* BEGIN Data for this exercise *
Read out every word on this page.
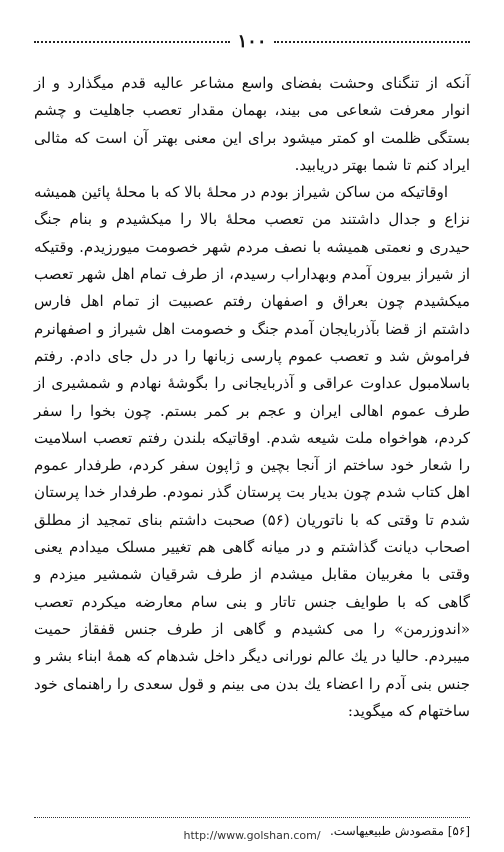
١٠٠

آنکه از تنگنای وحشت بفضای واسع مشاعر عالیه قدم میگذارد و از انوار معرفت شعاعی می بیند، بهمان مقدار تعصب جاهلیت و چشم بستگی ظلمت او کمتر میشود برای این معنی بهتر آن است که مثالی ایراد کنم تا شما بهتر دریابید.

اوقاتیکه من ساکن شیراز بودم در محلهٔ بالا که با محلهٔ پائین همیشه نزاع و جدال داشتند من تعصب محلهٔ بالا را میکشیدم و بنام جنگ حیدری و نعمتی همیشه با نصف مردم شهر خصومت میورزیدم. وقتیکه از شیراز بیرون آمدم وبهداراب رسیدم، از طرف تمام اهل شهر تعصب میکشیدم چون بعراق و اصفهان رفتم عصبیت از تمام اهل فارس داشتم از قضا بآذربایجان آمدم جنگ و خصومت اهل شیراز و اصفهانرم فراموش شد و تعصب عموم پارسی زبانها را در دل جای دادم. رفتم باسلامبول عداوت عراقی و آذربایجانی را بگوشهٔ نهادم و شمشیری از طرف عموم اهالی ایران و عجم بر کمر بستم. چون بخوا را سفر کردم، هواخواه ملت شیعه شدم. اوقاتیکه بلندن رفتم تعصب اسلامیت را شعار خود ساختم از آنجا بچین و ژاپون سفر کردم، طرفدار عموم اهل کتاب شدم چون بدیار بت پرستان گذر نمودم. طرفدار خدا پرستان شدم تا وقتی که با ناتوریان (۵۶) صحبت داشتم بنای تمجید از مطلق اصحاب دیانت گذاشتم و در میانه گاهی هم تغییر مسلک میدادم یعنی وقتی با مغربیان مقابل میشدم از طرف شرقیان شمشیر میزدم و گاهی که با طوایف جنس تاتار و بنی سام معارضه میکردم تعصب «اندوزرمن» را می کشیدم و گاهی از طرف جنس قفقاز حمیت میبردم. حالیا در یك عالم نورانی دیگر داخل شدهام که همهٔ ابناء بشر و جنس بنی آدم را اعضاء یك بدن می بینم و قول سعدی را راهنمای خود ساختهام که میگوید:

[۵۶] مقصودش طبیعیهاست.
http://www.golshan.com/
* END Data for this exercise *
Return all of the entries exactly as written, but drop any pictures they hold.

Read out every word on this page.
١٠٠

آنکه از تنگنای وحشت بفضای واسع مشاعر عالیه قدم میگذارد و از انوار معرفت شعاعی می بیند، بهمان مقدار تعصب جاهلیت و چشم بستگی ظلمت او کمتر میشود برای این معنی بهتر آن است که مثالی ایراد کنم تا شما بهتر دریابید.

اوقاتیکه من ساکن شیراز بودم در محلهٔ بالا که با محلهٔ پائین همیشه نزاع و جدال داشتند من تعصب محلهٔ بالا را میکشیدم و بنام جنگ حیدری و نعمتی همیشه با نصف مردم شهر خصومت میورزیدم. وقتیکه از شیراز بیرون آمدم وبهداراب رسیدم، از طرف تمام اهل شهر تعصب میکشیدم چون بعراق و اصفهان رفتم عصبیت از تمام اهل فارس داشتم از قضا بآذربایجان آمدم جنگ و خصومت اهل شیراز و اصفهانرم فراموش شد و تعصب عموم پارسی زبانها را در دل جای دادم. رفتم باسلامبول عداوت عراقی و آذربایجانی را بگوشهٔ نهادم و شمشیری از طرف عموم اهالی ایران و عجم بر کمر بستم. چون بخوا را سفر کردم، هواخواه ملت شیعه شدم. اوقاتیکه بلندن رفتم تعصب اسلامیت را شعار خود ساختم از آنجا بچین و ژاپون سفر کردم، طرفدار عموم اهل کتاب شدم چون بدیار بت پرستان گذر نمودم. طرفدار خدا پرستان شدم تا وقتی که با ناتوریان (۵۶) صحبت داشتم بنای تمجید از مطلق اصحاب دیانت گذاشتم و در میانه گاهی هم تغییر مسلک میدادم یعنی وقتی با مغربیان مقابل میشدم از طرف شرقیان شمشیر میزدم و گاهی که با طوایف جنس تاتار و بنی سام معارضه میکردم تعصب «اندوزرمن» را می کشیدم و گاهی از طرف جنس قفقاز حمیت میبردم. حالیا در یك عالم نورانی دیگر داخل شدهام که همهٔ ابناء بشر و جنس بنی آدم را اعضاء یك بدن می بینم و قول سعدی را راهنمای خود ساختهام که میگوید:

[۵۶] مقصودش طبیعیهاست.
http://www.golshan.com/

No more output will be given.